EXERCISE DIRECTIONS ::
Copy out every line of the data exactly.

^^^^^^^^^^^^^^^^

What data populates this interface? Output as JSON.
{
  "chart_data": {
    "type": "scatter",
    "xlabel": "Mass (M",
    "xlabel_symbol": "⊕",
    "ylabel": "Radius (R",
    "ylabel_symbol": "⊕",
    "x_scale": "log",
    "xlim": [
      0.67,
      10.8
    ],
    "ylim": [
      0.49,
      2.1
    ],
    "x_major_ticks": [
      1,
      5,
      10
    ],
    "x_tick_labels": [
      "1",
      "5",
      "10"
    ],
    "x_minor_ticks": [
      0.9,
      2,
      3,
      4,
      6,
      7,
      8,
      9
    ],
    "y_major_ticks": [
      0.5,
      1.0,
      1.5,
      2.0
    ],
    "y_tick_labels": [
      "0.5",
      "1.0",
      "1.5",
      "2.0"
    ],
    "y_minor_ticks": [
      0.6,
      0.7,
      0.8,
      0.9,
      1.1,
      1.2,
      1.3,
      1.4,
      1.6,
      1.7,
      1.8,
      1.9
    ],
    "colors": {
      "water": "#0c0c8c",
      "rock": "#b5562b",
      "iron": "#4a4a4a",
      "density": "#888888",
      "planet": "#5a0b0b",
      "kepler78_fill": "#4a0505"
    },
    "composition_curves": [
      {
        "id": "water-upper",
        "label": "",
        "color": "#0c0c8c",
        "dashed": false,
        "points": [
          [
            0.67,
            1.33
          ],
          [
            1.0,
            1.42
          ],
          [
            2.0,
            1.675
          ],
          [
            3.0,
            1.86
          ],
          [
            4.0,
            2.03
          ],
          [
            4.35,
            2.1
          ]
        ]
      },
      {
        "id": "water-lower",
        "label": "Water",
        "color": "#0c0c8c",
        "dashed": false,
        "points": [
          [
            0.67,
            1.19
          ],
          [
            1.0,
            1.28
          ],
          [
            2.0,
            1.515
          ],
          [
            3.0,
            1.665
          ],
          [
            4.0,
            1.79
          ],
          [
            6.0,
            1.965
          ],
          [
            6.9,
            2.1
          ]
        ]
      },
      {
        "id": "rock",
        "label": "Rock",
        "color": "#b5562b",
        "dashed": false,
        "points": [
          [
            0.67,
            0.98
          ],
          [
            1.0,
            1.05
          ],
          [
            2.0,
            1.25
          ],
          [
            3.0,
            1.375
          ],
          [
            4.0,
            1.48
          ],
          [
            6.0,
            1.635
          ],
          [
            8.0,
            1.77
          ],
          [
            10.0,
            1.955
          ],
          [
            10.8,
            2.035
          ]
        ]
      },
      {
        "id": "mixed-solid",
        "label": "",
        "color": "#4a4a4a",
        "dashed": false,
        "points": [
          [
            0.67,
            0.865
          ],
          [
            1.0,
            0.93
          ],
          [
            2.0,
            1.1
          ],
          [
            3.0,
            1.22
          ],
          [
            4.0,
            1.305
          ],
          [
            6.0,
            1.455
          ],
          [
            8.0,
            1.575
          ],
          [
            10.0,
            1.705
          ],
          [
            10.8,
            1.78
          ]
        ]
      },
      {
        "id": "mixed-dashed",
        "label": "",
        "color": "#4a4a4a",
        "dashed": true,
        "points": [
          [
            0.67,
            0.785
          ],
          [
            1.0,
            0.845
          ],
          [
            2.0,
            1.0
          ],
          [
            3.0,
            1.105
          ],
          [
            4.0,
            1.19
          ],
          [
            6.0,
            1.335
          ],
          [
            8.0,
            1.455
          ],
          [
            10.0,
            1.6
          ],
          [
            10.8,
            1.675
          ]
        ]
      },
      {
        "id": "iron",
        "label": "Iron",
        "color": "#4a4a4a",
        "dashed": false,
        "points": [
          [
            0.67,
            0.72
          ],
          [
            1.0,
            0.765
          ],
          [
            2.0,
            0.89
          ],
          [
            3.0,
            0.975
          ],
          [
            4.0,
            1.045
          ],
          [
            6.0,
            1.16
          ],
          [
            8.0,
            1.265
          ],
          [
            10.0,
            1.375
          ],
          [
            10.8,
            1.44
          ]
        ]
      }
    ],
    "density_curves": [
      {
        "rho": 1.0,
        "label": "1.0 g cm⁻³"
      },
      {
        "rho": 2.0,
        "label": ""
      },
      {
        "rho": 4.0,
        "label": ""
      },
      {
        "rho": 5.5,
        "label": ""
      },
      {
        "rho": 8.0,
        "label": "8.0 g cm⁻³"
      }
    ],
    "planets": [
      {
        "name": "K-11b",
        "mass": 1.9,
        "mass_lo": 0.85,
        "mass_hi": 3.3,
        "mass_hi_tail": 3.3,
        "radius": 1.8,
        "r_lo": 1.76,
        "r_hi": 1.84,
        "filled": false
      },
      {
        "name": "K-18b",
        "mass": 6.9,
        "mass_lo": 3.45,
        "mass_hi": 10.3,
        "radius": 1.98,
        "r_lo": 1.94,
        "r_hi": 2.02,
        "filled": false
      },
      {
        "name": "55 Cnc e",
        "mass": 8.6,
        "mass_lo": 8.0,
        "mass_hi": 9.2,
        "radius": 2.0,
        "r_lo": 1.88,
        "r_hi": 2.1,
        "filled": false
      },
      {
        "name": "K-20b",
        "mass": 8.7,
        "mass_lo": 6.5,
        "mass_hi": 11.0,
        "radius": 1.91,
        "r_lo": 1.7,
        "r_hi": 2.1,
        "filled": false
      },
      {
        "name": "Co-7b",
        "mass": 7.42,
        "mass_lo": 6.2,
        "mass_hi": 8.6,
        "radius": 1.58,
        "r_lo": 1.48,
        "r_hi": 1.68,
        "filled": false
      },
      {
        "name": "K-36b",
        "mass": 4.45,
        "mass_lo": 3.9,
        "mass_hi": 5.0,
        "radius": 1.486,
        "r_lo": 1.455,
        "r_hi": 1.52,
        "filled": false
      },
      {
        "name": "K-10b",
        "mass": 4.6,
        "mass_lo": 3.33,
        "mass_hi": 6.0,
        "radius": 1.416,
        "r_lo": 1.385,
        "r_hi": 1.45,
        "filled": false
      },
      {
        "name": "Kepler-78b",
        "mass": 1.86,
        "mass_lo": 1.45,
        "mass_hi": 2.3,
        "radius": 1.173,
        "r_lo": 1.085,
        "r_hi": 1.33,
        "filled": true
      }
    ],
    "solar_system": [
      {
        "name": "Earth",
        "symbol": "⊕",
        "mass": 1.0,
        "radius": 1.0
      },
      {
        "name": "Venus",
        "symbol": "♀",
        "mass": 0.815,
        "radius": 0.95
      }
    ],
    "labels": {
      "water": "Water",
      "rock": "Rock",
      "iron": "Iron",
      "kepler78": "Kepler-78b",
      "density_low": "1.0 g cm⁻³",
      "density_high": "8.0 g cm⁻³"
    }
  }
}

^^^^^^^^^^^^^^^^

ANSWER TO THE PROBLEM ::
What data populates this interface? Output as JSON.
{
  "chart_data": {
    "type": "scatter",
    "xlabel": "Mass (M",
    "xlabel_symbol": "⊕",
    "ylabel": "Radius (R",
    "ylabel_symbol": "⊕",
    "x_scale": "log",
    "xlim": [
      0.67,
      10.8
    ],
    "ylim": [
      0.49,
      2.1
    ],
    "x_major_ticks": [
      1,
      5,
      10
    ],
    "x_tick_labels": [
      "1",
      "5",
      "10"
    ],
    "x_minor_ticks": [
      0.9,
      2,
      3,
      4,
      6,
      7,
      8,
      9
    ],
    "y_major_ticks": [
      0.5,
      1.0,
      1.5,
      2.0
    ],
    "y_tick_labels": [
      "0.5",
      "1.0",
      "1.5",
      "2.0"
    ],
    "y_minor_ticks": [
      0.6,
      0.7,
      0.8,
      0.9,
      1.1,
      1.2,
      1.3,
      1.4,
      1.6,
      1.7,
      1.8,
      1.9
    ],
    "colors": {
      "water": "#0c0c8c",
      "rock": "#b5562b",
      "iron": "#4a4a4a",
      "density": "#888888",
      "planet": "#5a0b0b",
      "kepler78_fill": "#4a0505"
    },
    "composition_curves": [
      {
        "id": "water-upper",
        "label": "",
        "color": "#0c0c8c",
        "dashed": false,
        "points": [
          [
            0.67,
            1.33
          ],
          [
            1.0,
            1.42
          ],
          [
            2.0,
            1.675
          ],
          [
            3.0,
            1.86
          ],
          [
            4.0,
            2.03
          ],
          [
            4.35,
            2.1
          ]
        ]
      },
      {
        "id": "water-lower",
        "label": "Water",
        "color": "#0c0c8c",
        "dashed": false,
        "points": [
          [
            0.67,
            1.19
          ],
          [
            1.0,
            1.28
          ],
          [
            2.0,
            1.515
          ],
          [
            3.0,
            1.665
          ],
          [
            4.0,
            1.79
          ],
          [
            6.0,
            1.965
          ],
          [
            6.9,
            2.1
          ]
        ]
      },
      {
        "id": "rock",
        "label": "Rock",
        "color": "#b5562b",
        "dashed": false,
        "points": [
          [
            0.67,
            0.98
          ],
          [
            1.0,
            1.05
          ],
          [
            2.0,
            1.25
          ],
          [
            3.0,
            1.375
          ],
          [
            4.0,
            1.48
          ],
          [
            6.0,
            1.635
          ],
          [
            8.0,
            1.77
          ],
          [
            10.0,
            1.955
          ],
          [
            10.8,
            2.035
          ]
        ]
      },
      {
        "id": "mixed-solid",
        "label": "",
        "color": "#4a4a4a",
        "dashed": false,
        "points": [
          [
            0.67,
            0.865
          ],
          [
            1.0,
            0.93
          ],
          [
            2.0,
            1.1
          ],
          [
            3.0,
            1.22
          ],
          [
            4.0,
            1.305
          ],
          [
            6.0,
            1.455
          ],
          [
            8.0,
            1.575
          ],
          [
            10.0,
            1.705
          ],
          [
            10.8,
            1.78
          ]
        ]
      },
      {
        "id": "mixed-dashed",
        "label": "",
        "color": "#4a4a4a",
        "dashed": true,
        "points": [
          [
            0.67,
            0.785
          ],
          [
            1.0,
            0.845
          ],
          [
            2.0,
            1.0
          ],
          [
            3.0,
            1.105
          ],
          [
            4.0,
            1.19
          ],
          [
            6.0,
            1.335
          ],
          [
            8.0,
            1.455
          ],
          [
            10.0,
            1.6
          ],
          [
            10.8,
            1.675
          ]
        ]
      },
      {
        "id": "iron",
        "label": "Iron",
        "color": "#4a4a4a",
        "dashed": false,
        "points": [
          [
            0.67,
            0.72
          ],
          [
            1.0,
            0.765
          ],
          [
            2.0,
            0.89
          ],
          [
            3.0,
            0.975
          ],
          [
            4.0,
            1.045
          ],
          [
            6.0,
            1.16
          ],
          [
            8.0,
            1.265
          ],
          [
            10.0,
            1.375
          ],
          [
            10.8,
            1.44
          ]
        ]
      }
    ],
    "density_curves": [
      {
        "rho": 1.0,
        "label": "1.0 g cm⁻³"
      },
      {
        "rho": 2.0,
        "label": ""
      },
      {
        "rho": 4.0,
        "label": ""
      },
      {
        "rho": 5.5,
        "label": ""
      },
      {
        "rho": 8.0,
        "label": "8.0 g cm⁻³"
      }
    ],
    "planets": [
      {
        "name": "K-11b",
        "mass": 1.9,
        "mass_lo": 0.85,
        "mass_hi": 3.3,
        "mass_hi_tail": 3.3,
        "radius": 1.8,
        "r_lo": 1.76,
        "r_hi": 1.84,
        "filled": false
      },
      {
        "name": "K-18b",
        "mass": 6.9,
        "mass_lo": 3.45,
        "mass_hi": 10.3,
        "radius": 1.98,
        "r_lo": 1.94,
        "r_hi": 2.02,
        "filled": false
      },
      {
        "name": "55 Cnc e",
        "mass": 8.6,
        "mass_lo": 8.0,
        "mass_hi": 9.2,
        "radius": 2.0,
        "r_lo": 1.88,
        "r_hi": 2.1,
        "filled": false
      },
      {
        "name": "K-20b",
        "mass": 8.7,
        "mass_lo": 6.5,
        "mass_hi": 11.0,
        "radius": 1.91,
        "r_lo": 1.7,
        "r_hi": 2.1,
        "filled": false
      },
      {
        "name": "Co-7b",
        "mass": 7.42,
        "mass_lo": 6.2,
        "mass_hi": 8.6,
        "radius": 1.58,
        "r_lo": 1.48,
        "r_hi": 1.68,
        "filled": false
      },
      {
        "name": "K-36b",
        "mass": 4.45,
        "mass_lo": 3.9,
        "mass_hi": 5.0,
        "radius": 1.486,
        "r_lo": 1.455,
        "r_hi": 1.52,
        "filled": false
      },
      {
        "name": "K-10b",
        "mass": 4.6,
        "mass_lo": 3.33,
        "mass_hi": 6.0,
        "radius": 1.416,
        "r_lo": 1.385,
        "r_hi": 1.45,
        "filled": false
      },
      {
        "name": "Kepler-78b",
        "mass": 1.86,
        "mass_lo": 1.45,
        "mass_hi": 2.3,
        "radius": 1.173,
        "r_lo": 1.085,
        "r_hi": 1.33,
        "filled": true
      }
    ],
    "solar_system": [
      {
        "name": "Earth",
        "symbol": "⊕",
        "mass": 1.0,
        "radius": 1.0
      },
      {
        "name": "Venus",
        "symbol": "♀",
        "mass": 0.815,
        "radius": 0.95
      }
    ],
    "labels": {
      "water": "Water",
      "rock": "Rock",
      "iron": "Iron",
      "kepler78": "Kepler-78b",
      "density_low": "1.0 g cm⁻³",
      "density_high": "8.0 g cm⁻³"
    }
  }
}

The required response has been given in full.